SET TASK -> Write out each line that follows exactly as it stands, without the pictures.

RECORDS FOR THIS EXERCISE ->
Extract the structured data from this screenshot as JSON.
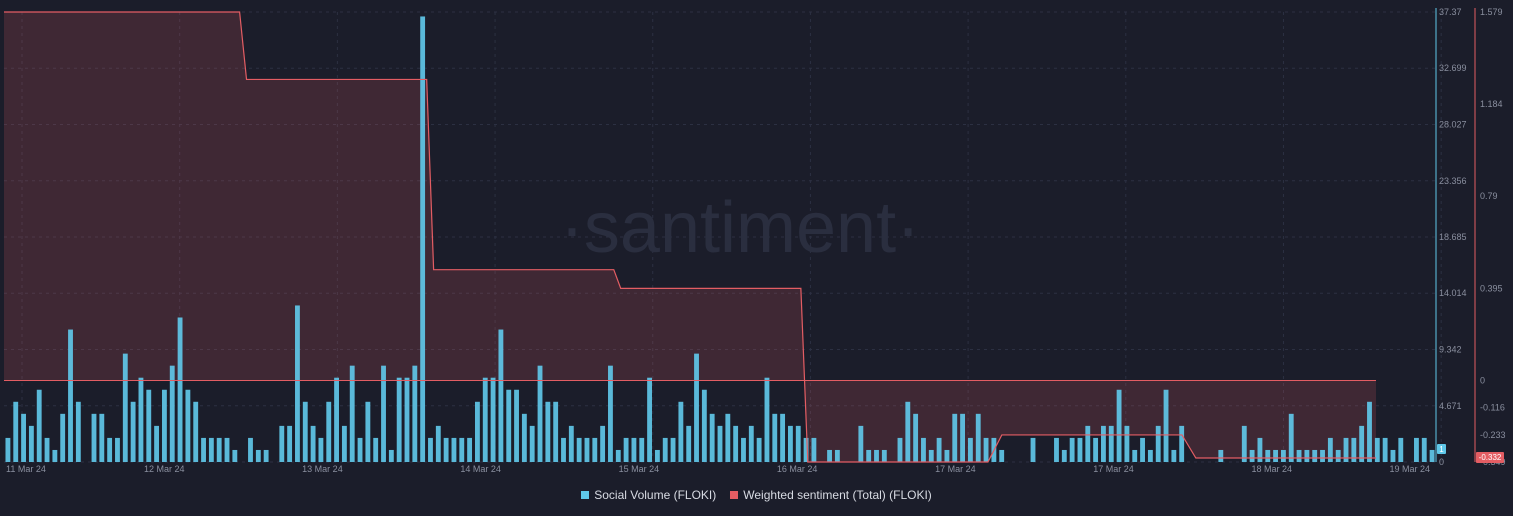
{
  "chart_data": {
    "type": "bar",
    "watermark": "·santiment·",
    "x_ticks": [
      "11 Mar 24",
      "12 Mar 24",
      "13 Mar 24",
      "14 Mar 24",
      "15 Mar 24",
      "16 Mar 24",
      "17 Mar 24",
      "17 Mar 24",
      "18 Mar 24",
      "19 Mar 24"
    ],
    "y_left_ticks": [
      "37.37",
      "32.699",
      "28.027",
      "23.356",
      "18.685",
      "14.014",
      "9.342",
      "4.671",
      "0"
    ],
    "y_right_ticks": [
      "1.579",
      "1.184",
      "0.79",
      "0.395",
      "0",
      "-0.116",
      "-0.233",
      "-0.349"
    ],
    "ylim_left": [
      0,
      37.37
    ],
    "ylim_right": [
      -0.349,
      1.579
    ],
    "current_values": {
      "social_volume": "1",
      "weighted_sentiment": "-0.332"
    },
    "series": [
      {
        "name": "Social Volume (FLOKI)",
        "color": "#5fc7e8",
        "values": [
          2,
          5,
          4,
          3,
          6,
          2,
          1,
          4,
          11,
          5,
          0,
          4,
          4,
          2,
          2,
          9,
          5,
          7,
          6,
          3,
          6,
          8,
          12,
          6,
          5,
          2,
          2,
          2,
          2,
          1,
          0,
          2,
          1,
          1,
          0,
          3,
          3,
          13,
          5,
          3,
          2,
          5,
          7,
          3,
          8,
          2,
          5,
          2,
          8,
          1,
          7,
          7,
          8,
          37,
          2,
          3,
          2,
          2,
          2,
          2,
          5,
          7,
          7,
          11,
          6,
          6,
          4,
          3,
          8,
          5,
          5,
          2,
          3,
          2,
          2,
          2,
          3,
          8,
          1,
          2,
          2,
          2,
          7,
          1,
          2,
          2,
          5,
          3,
          9,
          6,
          4,
          3,
          4,
          3,
          2,
          3,
          2,
          7,
          4,
          4,
          3,
          3,
          2,
          2,
          0,
          1,
          1,
          0,
          0,
          3,
          1,
          1,
          1,
          0,
          2,
          5,
          4,
          2,
          1,
          2,
          1,
          4,
          4,
          2,
          4,
          2,
          2,
          1,
          0,
          0,
          0,
          2,
          0,
          0,
          2,
          1,
          2,
          2,
          3,
          2,
          3,
          3,
          6,
          3,
          1,
          2,
          1,
          3,
          6,
          1,
          3,
          0,
          0,
          0,
          0,
          1,
          0,
          0,
          3,
          1,
          2,
          1,
          1,
          1,
          4,
          1,
          1,
          1,
          1,
          2,
          1,
          2,
          2,
          3,
          5,
          2,
          2,
          1,
          2,
          0,
          2,
          2,
          1
        ],
        "missing_index": 108
      },
      {
        "name": "Weighted sentiment (Total) (FLOKI)",
        "color": "#e35d63",
        "x": [
          0,
          34,
          35,
          61,
          62,
          88,
          89,
          115,
          116,
          142,
          144,
          198
        ],
        "values": [
          1.579,
          1.579,
          1.29,
          1.29,
          0.475,
          0.475,
          0.395,
          0.395,
          -0.349,
          -0.349,
          -0.233,
          -0.332
        ],
        "step_points": [
          [
            0,
            1.579
          ],
          [
            34,
            1.579
          ],
          [
            35,
            1.29
          ],
          [
            61,
            1.29
          ],
          [
            62,
            0.475
          ],
          [
            88,
            0.475
          ],
          [
            89,
            0.395
          ],
          [
            115,
            0.395
          ],
          [
            116,
            -0.349
          ],
          [
            142,
            -0.349
          ],
          [
            144,
            -0.233
          ],
          [
            170,
            -0.233
          ],
          [
            172,
            -0.332
          ],
          [
            198,
            -0.332
          ]
        ]
      }
    ],
    "legend": [
      "Social Volume (FLOKI)",
      "Weighted sentiment (Total) (FLOKI)"
    ],
    "legend_position": "bottom-center",
    "grid": true
  }
}
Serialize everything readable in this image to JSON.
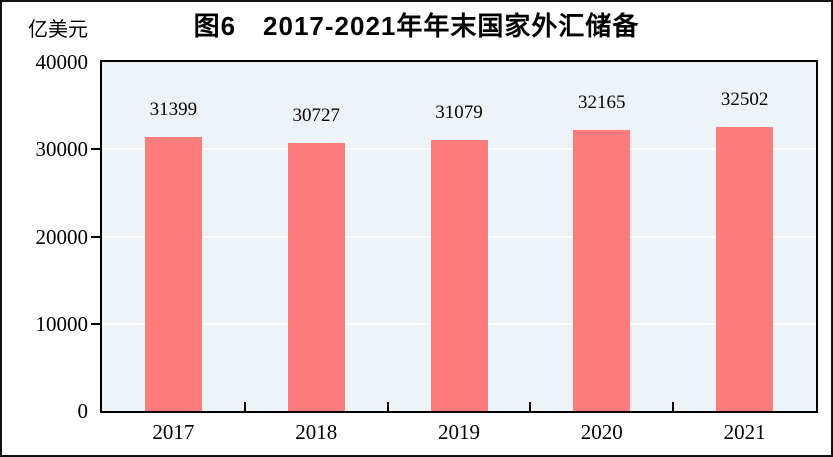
{
  "chart_data": {
    "type": "bar",
    "title": "图6　2017-2021年年末国家外汇储备",
    "unit_label": "亿美元",
    "categories": [
      "2017",
      "2018",
      "2019",
      "2020",
      "2021"
    ],
    "values": [
      31399,
      30727,
      31079,
      32165,
      32502
    ],
    "series": [
      {
        "name": "年末国家外汇储备",
        "values": [
          31399,
          30727,
          31079,
          32165,
          32502
        ]
      }
    ],
    "xlabel": "",
    "ylabel": "亿美元",
    "ylim": [
      0,
      40000
    ],
    "yticks": [
      0,
      10000,
      20000,
      30000,
      40000
    ],
    "grid": "horizontal-white-lines",
    "legend": "none",
    "data_labels_shown": true,
    "colors": {
      "bar": "#FE7C7C",
      "plot_background": "#EDF3F7",
      "gridline": "#FFFFFF",
      "axis": "#000000",
      "text": "#000000",
      "frame_border": "#111111"
    }
  }
}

WRITTEN SOLUTION ->
Extract the structured data from this screenshot as JSON.
{
  "chart_data": {
    "type": "bar",
    "watermark": "·santiment·",
    "x_ticks": [
      "11 Mar 24",
      "12 Mar 24",
      "13 Mar 24",
      "14 Mar 24",
      "15 Mar 24",
      "16 Mar 24",
      "17 Mar 24",
      "17 Mar 24",
      "18 Mar 24",
      "19 Mar 24"
    ],
    "y_left_ticks": [
      "37.37",
      "32.699",
      "28.027",
      "23.356",
      "18.685",
      "14.014",
      "9.342",
      "4.671",
      "0"
    ],
    "y_right_ticks": [
      "1.579",
      "1.184",
      "0.79",
      "0.395",
      "0",
      "-0.116",
      "-0.233",
      "-0.349"
    ],
    "ylim_left": [
      0,
      37.37
    ],
    "ylim_right": [
      -0.349,
      1.579
    ],
    "current_values": {
      "social_volume": "1",
      "weighted_sentiment": "-0.332"
    },
    "series": [
      {
        "name": "Social Volume (FLOKI)",
        "color": "#5fc7e8",
        "values": [
          2,
          5,
          4,
          3,
          6,
          2,
          1,
          4,
          11,
          5,
          0,
          4,
          4,
          2,
          2,
          9,
          5,
          7,
          6,
          3,
          6,
          8,
          12,
          6,
          5,
          2,
          2,
          2,
          2,
          1,
          0,
          2,
          1,
          1,
          0,
          3,
          3,
          13,
          5,
          3,
          2,
          5,
          7,
          3,
          8,
          2,
          5,
          2,
          8,
          1,
          7,
          7,
          8,
          37,
          2,
          3,
          2,
          2,
          2,
          2,
          5,
          7,
          7,
          11,
          6,
          6,
          4,
          3,
          8,
          5,
          5,
          2,
          3,
          2,
          2,
          2,
          3,
          8,
          1,
          2,
          2,
          2,
          7,
          1,
          2,
          2,
          5,
          3,
          9,
          6,
          4,
          3,
          4,
          3,
          2,
          3,
          2,
          7,
          4,
          4,
          3,
          3,
          2,
          2,
          0,
          1,
          1,
          0,
          0,
          3,
          1,
          1,
          1,
          0,
          2,
          5,
          4,
          2,
          1,
          2,
          1,
          4,
          4,
          2,
          4,
          2,
          2,
          1,
          0,
          0,
          0,
          2,
          0,
          0,
          2,
          1,
          2,
          2,
          3,
          2,
          3,
          3,
          6,
          3,
          1,
          2,
          1,
          3,
          6,
          1,
          3,
          0,
          0,
          0,
          0,
          1,
          0,
          0,
          3,
          1,
          2,
          1,
          1,
          1,
          4,
          1,
          1,
          1,
          1,
          2,
          1,
          2,
          2,
          3,
          5,
          2,
          2,
          1,
          2,
          0,
          2,
          2,
          1
        ],
        "missing_index": 108
      },
      {
        "name": "Weighted sentiment (Total) (FLOKI)",
        "color": "#e35d63",
        "x": [
          0,
          34,
          35,
          61,
          62,
          88,
          89,
          115,
          116,
          142,
          144,
          198
        ],
        "values": [
          1.579,
          1.579,
          1.29,
          1.29,
          0.475,
          0.475,
          0.395,
          0.395,
          -0.349,
          -0.349,
          -0.233,
          -0.332
        ],
        "step_points": [
          [
            0,
            1.579
          ],
          [
            34,
            1.579
          ],
          [
            35,
            1.29
          ],
          [
            61,
            1.29
          ],
          [
            62,
            0.475
          ],
          [
            88,
            0.475
          ],
          [
            89,
            0.395
          ],
          [
            115,
            0.395
          ],
          [
            116,
            -0.349
          ],
          [
            142,
            -0.349
          ],
          [
            144,
            -0.233
          ],
          [
            170,
            -0.233
          ],
          [
            172,
            -0.332
          ],
          [
            198,
            -0.332
          ]
        ]
      }
    ],
    "legend": [
      "Social Volume (FLOKI)",
      "Weighted sentiment (Total) (FLOKI)"
    ],
    "legend_position": "bottom-center",
    "grid": true
  }
}
Serialize everything readable in this image to JSON.
{
  "chart_data": {
    "type": "bar",
    "title": "图6　2017-2021年年末国家外汇储备",
    "unit_label": "亿美元",
    "categories": [
      "2017",
      "2018",
      "2019",
      "2020",
      "2021"
    ],
    "values": [
      31399,
      30727,
      31079,
      32165,
      32502
    ],
    "series": [
      {
        "name": "年末国家外汇储备",
        "values": [
          31399,
          30727,
          31079,
          32165,
          32502
        ]
      }
    ],
    "xlabel": "",
    "ylabel": "亿美元",
    "ylim": [
      0,
      40000
    ],
    "yticks": [
      0,
      10000,
      20000,
      30000,
      40000
    ],
    "grid": "horizontal-white-lines",
    "legend": "none",
    "data_labels_shown": true,
    "colors": {
      "bar": "#FE7C7C",
      "plot_background": "#EDF3F7",
      "gridline": "#FFFFFF",
      "axis": "#000000",
      "text": "#000000",
      "frame_border": "#111111"
    }
  }
}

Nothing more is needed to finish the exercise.